Extrait choisi:
'''

Par tous ces motifs, nous ne craignons pas de proclamer hautement que, tant que les sociétés n'auront pas trouvé le moyen de se passer de tout revenu public, l'impôt de douane devra être précieusement conservé et développé dans la mesure du possible, comme réunissant au plus haut degré les conditions pratiques et théoriques à rechercher dans l'assiette des revenus de l'État.

III

Ce point établi, il nous reste à exposer succinctement le système de taxes à adopter pour donner à l'impôt le caractère de fiscalité qu'il doit désormais revêtir.

Et, d'abord, le taux des taxes doit s'arrêter un peu en deçà du point où il risquerait de restreindre la consommation de l'objet taxé. Tel est le principe qu'il importe de ne pas perdre de vue dans la fixation de chacune. Il convient aussi de ne taxer à nouveau que les marchandises dont l'importation doit procurer un revenu d'une certaine importance et de se borner à maintenir les taxes actuellement en vigueur sur les articles ne donnant lieu qu'à des perceptions minimes.

On ne s'attend sans doute pas à ce que nous indiquions ici les taxes dont chaque article nous paraîtrait susceptible; ce serait faire un tarif, et une œuvre aussi capitale réclame le concours de commissions où chaque membre apportera son contingent de connaissances spéciales, et où seront discutées chaque taxe au point de vue fiscal, en même temps que dans ses conséquences commerciales et industrielles; car il importe, et ce but est possible à atteindre, que l'impôt ne porte pas atteinte au travail national.

Aussi, en indiquant les principales matières à frapper d'un droit à l'importation, entrerons-nous dans quelques explications sur les mesures à prendre pour sauvegarder ce précieux intérêt.

'''

(Données de délimitation des régions)
'''

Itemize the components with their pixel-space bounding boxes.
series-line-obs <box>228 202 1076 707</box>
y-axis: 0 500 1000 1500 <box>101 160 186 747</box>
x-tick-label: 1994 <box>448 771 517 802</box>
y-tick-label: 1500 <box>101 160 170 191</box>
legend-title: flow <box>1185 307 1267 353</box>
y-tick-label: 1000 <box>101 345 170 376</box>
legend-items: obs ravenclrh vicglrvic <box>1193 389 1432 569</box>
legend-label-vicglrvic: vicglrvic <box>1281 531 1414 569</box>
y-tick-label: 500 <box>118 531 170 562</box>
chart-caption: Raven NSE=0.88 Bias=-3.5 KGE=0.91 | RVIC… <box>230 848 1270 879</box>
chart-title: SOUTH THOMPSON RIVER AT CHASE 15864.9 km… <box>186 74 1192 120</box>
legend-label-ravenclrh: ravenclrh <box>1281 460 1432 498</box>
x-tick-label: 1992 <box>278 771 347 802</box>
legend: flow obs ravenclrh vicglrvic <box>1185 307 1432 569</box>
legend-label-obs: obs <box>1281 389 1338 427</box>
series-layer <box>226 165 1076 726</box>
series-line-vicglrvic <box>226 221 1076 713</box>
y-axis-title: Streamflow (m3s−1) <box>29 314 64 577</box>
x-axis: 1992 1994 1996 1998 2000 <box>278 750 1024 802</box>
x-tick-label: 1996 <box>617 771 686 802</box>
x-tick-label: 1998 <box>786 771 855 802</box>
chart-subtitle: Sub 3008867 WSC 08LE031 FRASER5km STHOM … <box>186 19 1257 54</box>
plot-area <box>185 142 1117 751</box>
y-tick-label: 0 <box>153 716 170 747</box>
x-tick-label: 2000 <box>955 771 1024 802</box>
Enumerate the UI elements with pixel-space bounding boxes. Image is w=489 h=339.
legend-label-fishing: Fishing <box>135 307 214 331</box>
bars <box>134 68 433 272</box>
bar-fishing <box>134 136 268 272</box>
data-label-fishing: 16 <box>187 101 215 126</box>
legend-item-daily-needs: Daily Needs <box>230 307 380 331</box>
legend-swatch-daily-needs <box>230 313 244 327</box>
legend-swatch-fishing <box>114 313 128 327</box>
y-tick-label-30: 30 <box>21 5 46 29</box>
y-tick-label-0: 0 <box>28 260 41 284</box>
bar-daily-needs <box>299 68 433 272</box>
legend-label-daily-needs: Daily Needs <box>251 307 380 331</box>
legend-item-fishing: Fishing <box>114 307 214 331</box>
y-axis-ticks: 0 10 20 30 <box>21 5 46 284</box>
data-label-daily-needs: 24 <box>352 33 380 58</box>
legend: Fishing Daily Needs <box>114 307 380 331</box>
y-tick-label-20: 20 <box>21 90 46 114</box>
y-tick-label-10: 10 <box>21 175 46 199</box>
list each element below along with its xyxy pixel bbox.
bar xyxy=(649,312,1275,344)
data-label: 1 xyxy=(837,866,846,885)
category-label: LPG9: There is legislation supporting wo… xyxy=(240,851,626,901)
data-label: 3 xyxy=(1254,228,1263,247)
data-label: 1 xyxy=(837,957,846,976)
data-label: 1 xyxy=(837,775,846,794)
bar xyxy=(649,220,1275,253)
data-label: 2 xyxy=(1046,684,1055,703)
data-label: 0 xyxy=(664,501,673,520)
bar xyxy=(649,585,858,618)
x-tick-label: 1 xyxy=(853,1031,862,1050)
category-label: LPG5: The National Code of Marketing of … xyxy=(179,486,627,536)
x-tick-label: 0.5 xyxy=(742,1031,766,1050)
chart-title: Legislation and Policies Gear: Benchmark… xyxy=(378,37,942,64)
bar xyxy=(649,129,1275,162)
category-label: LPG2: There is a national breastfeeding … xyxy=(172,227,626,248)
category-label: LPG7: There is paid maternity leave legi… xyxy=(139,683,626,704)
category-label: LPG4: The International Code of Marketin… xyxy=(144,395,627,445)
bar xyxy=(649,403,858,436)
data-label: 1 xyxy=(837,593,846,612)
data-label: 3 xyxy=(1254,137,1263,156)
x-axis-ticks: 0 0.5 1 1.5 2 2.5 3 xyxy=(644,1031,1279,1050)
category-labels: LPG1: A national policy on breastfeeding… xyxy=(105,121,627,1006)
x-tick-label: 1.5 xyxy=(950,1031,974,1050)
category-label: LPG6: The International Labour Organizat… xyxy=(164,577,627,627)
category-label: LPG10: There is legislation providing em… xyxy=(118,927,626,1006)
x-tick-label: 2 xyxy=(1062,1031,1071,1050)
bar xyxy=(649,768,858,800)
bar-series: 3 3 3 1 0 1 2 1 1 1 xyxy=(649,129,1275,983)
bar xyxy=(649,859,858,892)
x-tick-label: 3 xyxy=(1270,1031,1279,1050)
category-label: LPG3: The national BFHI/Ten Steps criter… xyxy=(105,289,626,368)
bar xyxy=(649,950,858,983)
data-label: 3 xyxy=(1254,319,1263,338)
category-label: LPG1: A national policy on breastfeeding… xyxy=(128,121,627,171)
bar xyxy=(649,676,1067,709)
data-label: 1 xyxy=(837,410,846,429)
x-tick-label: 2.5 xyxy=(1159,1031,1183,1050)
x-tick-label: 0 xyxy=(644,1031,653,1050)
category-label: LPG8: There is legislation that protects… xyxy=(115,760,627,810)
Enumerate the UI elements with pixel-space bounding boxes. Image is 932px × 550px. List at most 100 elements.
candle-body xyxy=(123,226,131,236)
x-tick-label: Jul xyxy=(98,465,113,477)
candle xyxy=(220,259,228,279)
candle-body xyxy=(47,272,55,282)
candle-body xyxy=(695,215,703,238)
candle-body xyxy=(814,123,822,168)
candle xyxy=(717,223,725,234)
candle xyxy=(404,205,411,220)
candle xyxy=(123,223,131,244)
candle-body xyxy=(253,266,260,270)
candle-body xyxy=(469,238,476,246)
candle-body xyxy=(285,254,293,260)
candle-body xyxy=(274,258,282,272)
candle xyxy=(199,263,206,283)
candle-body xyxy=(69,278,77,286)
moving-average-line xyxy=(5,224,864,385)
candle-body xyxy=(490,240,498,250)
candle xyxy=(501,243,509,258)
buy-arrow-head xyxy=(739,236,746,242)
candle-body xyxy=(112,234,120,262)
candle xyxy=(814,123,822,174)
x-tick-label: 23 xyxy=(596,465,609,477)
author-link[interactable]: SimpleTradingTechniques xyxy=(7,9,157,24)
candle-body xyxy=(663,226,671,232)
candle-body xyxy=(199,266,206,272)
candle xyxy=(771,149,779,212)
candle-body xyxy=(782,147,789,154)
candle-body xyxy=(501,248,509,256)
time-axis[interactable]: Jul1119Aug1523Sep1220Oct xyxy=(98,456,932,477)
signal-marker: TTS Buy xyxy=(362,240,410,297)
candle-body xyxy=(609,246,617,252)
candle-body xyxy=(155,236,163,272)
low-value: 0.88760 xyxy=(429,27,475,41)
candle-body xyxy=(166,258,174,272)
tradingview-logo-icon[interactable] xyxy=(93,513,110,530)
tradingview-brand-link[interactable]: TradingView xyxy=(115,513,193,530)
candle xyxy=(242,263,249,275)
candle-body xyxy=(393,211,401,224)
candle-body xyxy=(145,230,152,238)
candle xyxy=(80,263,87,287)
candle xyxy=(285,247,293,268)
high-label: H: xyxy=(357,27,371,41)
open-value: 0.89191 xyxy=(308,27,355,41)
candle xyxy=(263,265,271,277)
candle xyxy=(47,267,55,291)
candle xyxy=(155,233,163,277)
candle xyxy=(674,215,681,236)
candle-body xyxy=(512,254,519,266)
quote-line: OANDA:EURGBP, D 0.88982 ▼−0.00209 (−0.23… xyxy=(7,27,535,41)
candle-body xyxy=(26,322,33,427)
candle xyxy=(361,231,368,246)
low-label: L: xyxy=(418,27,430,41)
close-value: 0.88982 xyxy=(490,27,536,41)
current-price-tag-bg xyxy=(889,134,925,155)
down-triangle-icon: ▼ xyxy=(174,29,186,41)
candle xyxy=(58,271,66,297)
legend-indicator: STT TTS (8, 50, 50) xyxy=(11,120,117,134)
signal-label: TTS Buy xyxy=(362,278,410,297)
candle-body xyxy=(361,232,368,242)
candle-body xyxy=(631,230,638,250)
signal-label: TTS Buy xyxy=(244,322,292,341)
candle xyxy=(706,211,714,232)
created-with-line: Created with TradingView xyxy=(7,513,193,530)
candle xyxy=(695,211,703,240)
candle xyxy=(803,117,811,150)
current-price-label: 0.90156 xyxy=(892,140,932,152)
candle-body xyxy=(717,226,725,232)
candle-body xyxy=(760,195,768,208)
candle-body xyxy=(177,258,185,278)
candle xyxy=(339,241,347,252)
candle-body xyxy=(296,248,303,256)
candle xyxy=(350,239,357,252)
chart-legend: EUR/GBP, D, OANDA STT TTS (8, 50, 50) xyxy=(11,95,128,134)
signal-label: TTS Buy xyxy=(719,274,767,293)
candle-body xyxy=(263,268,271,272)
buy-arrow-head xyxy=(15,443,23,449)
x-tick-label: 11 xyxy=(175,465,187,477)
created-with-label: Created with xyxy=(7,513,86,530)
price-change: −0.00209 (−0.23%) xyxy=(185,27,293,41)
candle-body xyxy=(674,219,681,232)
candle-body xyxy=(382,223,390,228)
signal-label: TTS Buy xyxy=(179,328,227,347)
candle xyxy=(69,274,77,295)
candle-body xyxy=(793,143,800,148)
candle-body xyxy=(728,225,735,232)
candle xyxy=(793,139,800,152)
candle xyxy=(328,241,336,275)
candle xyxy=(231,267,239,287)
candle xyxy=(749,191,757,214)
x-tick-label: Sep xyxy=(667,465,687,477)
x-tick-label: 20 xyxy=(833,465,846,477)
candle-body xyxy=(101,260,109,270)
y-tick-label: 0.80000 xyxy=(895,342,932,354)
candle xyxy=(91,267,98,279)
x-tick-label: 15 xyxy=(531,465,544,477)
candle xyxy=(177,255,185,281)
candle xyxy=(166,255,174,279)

'''

D'après l'extrait sur l'impôt de douane, où le taux des taxes doit-il s'arrêter ?

Corrigé complet:
Il doit s'arrêter un peu en deçà du point où il risquerait de restreindre la consommation de l'objet taxé.